• **PASSAGE SHOWN**
··········
Stöber process
The Stöber process is a chemical process used to prepare silica (SiO
2) particles[1] of controllable and uniform size[2] for applications in materials science. It was pioneering[3] when it was reported by Werner Stöber and his team in 1968,[1] and remains today the most widely used wet chemistry synthetic approach to silica nanoparticles.[3] It is an example of a sol-gel process wherein a molecular precursor (typically tetraethylorthosilicate) is first reacted with water in an alcoholic solution, the resulting molecules then joining together to build larger structures. The reaction produces silica particles with diameters ranging from 50 to 2000 nm, depending on conditions. The process has been actively researched since its discovery, including efforts to understand its kinetics and mechanism – a particle aggregation model was found to be a better fit for the experimental data[4] than the initially hypothesized LaMer model.[5][6] The newly acquired understanding has enabled researchers to exert a high degree of control over particle size and distribution and to fine-tune the physical properties of the resulting material in order to suit intended applications.
··········
• **GIVEN INFORMATION**
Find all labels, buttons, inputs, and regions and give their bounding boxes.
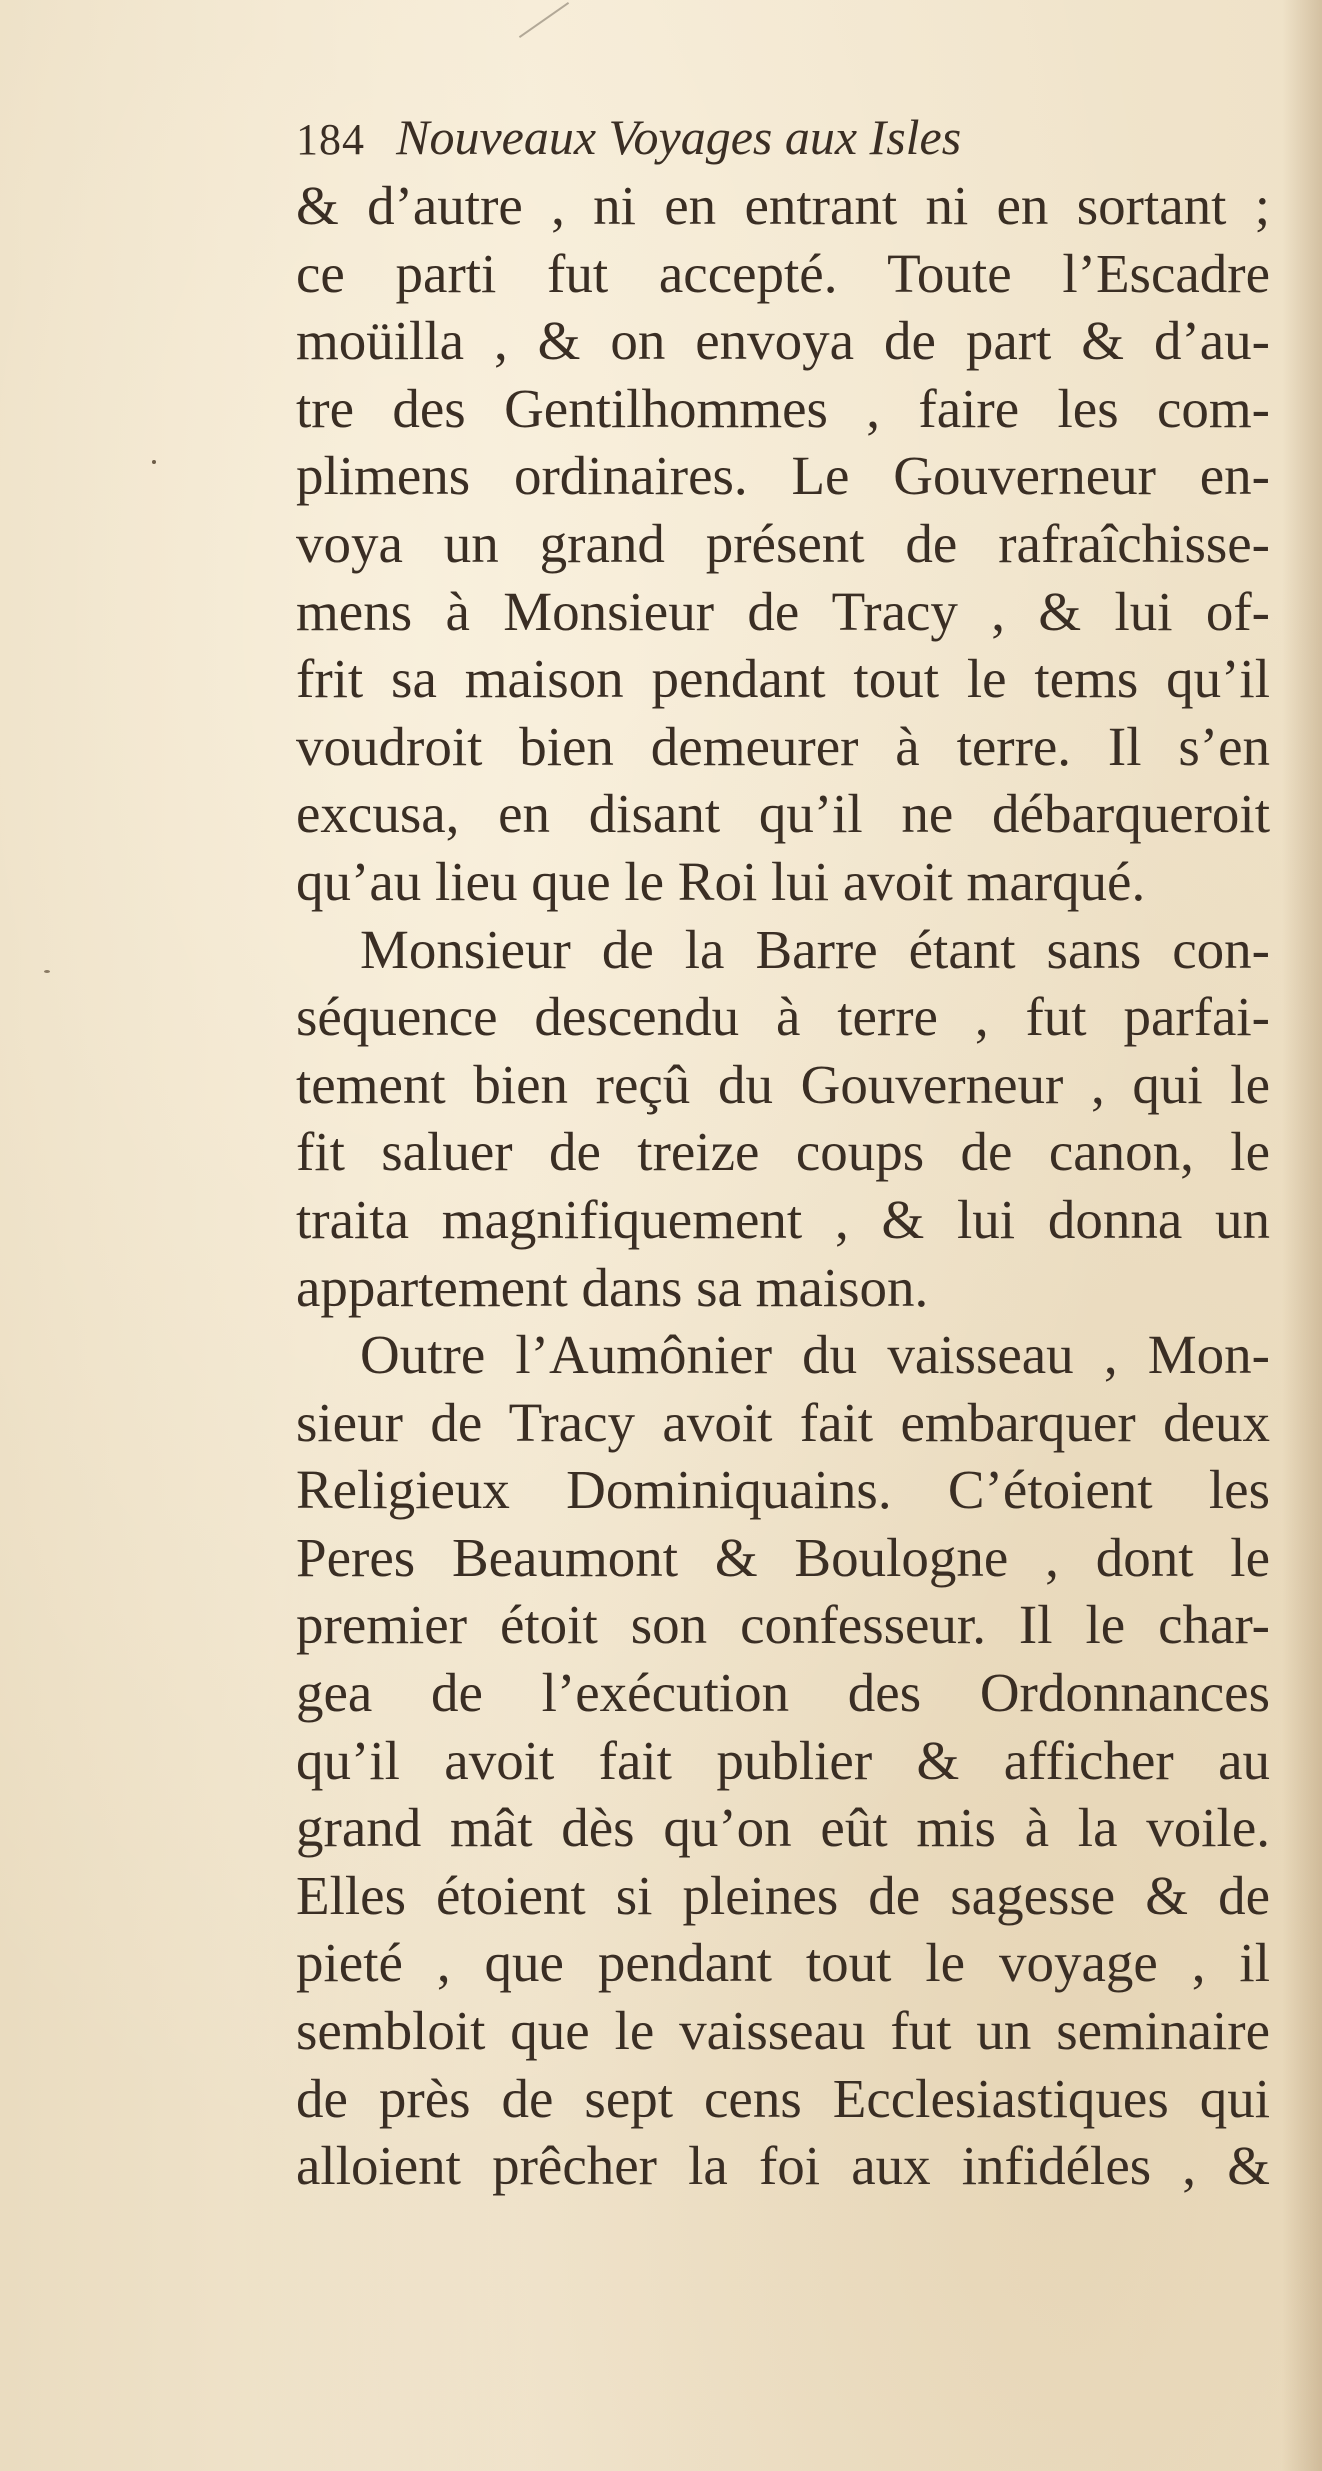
··········
In the Stöber process passage, what range of diameters do the silica particles have, please? The data isn't needed for this.

They range from 50 to 2000 nm, depending on conditions.